● STATED EXERCISE
Write out all of the lines below, exactly and completely.

● SUPPLIED ENTRIES
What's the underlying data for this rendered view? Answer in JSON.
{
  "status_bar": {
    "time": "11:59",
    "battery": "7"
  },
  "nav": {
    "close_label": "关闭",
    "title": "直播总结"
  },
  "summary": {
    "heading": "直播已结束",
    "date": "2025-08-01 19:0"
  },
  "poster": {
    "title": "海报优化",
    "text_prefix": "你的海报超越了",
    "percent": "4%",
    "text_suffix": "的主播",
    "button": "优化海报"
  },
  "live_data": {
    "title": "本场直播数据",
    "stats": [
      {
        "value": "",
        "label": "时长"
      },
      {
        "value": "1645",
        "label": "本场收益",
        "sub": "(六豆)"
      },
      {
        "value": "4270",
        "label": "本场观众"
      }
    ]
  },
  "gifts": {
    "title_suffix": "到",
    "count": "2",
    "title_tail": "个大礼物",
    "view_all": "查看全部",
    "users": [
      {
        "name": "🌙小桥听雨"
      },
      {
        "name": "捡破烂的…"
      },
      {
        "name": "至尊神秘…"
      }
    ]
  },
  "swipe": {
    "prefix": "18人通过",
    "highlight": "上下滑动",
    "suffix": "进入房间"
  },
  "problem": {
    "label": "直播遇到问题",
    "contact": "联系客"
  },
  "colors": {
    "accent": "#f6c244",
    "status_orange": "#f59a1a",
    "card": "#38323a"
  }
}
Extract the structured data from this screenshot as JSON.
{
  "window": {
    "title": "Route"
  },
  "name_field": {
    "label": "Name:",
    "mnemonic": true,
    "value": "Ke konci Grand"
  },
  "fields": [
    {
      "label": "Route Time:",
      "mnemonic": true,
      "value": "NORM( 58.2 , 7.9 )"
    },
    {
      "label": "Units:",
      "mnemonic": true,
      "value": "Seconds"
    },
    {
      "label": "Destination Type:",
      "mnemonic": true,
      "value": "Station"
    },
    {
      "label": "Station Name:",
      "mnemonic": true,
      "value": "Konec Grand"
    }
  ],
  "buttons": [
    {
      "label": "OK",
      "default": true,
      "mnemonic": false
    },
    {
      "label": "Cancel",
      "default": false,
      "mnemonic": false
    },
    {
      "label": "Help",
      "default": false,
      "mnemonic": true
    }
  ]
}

● WRITTEN SOLUTION
What's the underlying data for this rendered view? Answer in JSON.
{
  "status_bar": {
    "time": "11:59",
    "battery": "7"
  },
  "nav": {
    "close_label": "关闭",
    "title": "直播总结"
  },
  "summary": {
    "heading": "直播已结束",
    "date": "2025-08-01 19:0"
  },
  "poster": {
    "title": "海报优化",
    "text_prefix": "你的海报超越了",
    "percent": "4%",
    "text_suffix": "的主播",
    "button": "优化海报"
  },
  "live_data": {
    "title": "本场直播数据",
    "stats": [
      {
        "value": "",
        "label": "时长"
      },
      {
        "value": "1645",
        "label": "本场收益",
        "sub": "(六豆)"
      },
      {
        "value": "4270",
        "label": "本场观众"
      }
    ]
  },
  "gifts": {
    "title_suffix": "到",
    "count": "2",
    "title_tail": "个大礼物",
    "view_all": "查看全部",
    "users": [
      {
        "name": "🌙小桥听雨"
      },
      {
        "name": "捡破烂的…"
      },
      {
        "name": "至尊神秘…"
      }
    ]
  },
  "swipe": {
    "prefix": "18人通过",
    "highlight": "上下滑动",
    "suffix": "进入房间"
  },
  "problem": {
    "label": "直播遇到问题",
    "contact": "联系客"
  },
  "colors": {
    "accent": "#f6c244",
    "status_orange": "#f59a1a",
    "card": "#38323a"
  }
}
Extract the structured data from this screenshot as JSON.
{
  "window": {
    "title": "Route"
  },
  "name_field": {
    "label": "Name:",
    "mnemonic": true,
    "value": "Ke konci Grand"
  },
  "fields": [
    {
      "label": "Route Time:",
      "mnemonic": true,
      "value": "NORM( 58.2 , 7.9 )"
    },
    {
      "label": "Units:",
      "mnemonic": true,
      "value": "Seconds"
    },
    {
      "label": "Destination Type:",
      "mnemonic": true,
      "value": "Station"
    },
    {
      "label": "Station Name:",
      "mnemonic": true,
      "value": "Konec Grand"
    }
  ],
  "buttons": [
    {
      "label": "OK",
      "default": true,
      "mnemonic": false
    },
    {
      "label": "Cancel",
      "default": false,
      "mnemonic": false
    },
    {
      "label": "Help",
      "default": false,
      "mnemonic": true
    }
  ]
}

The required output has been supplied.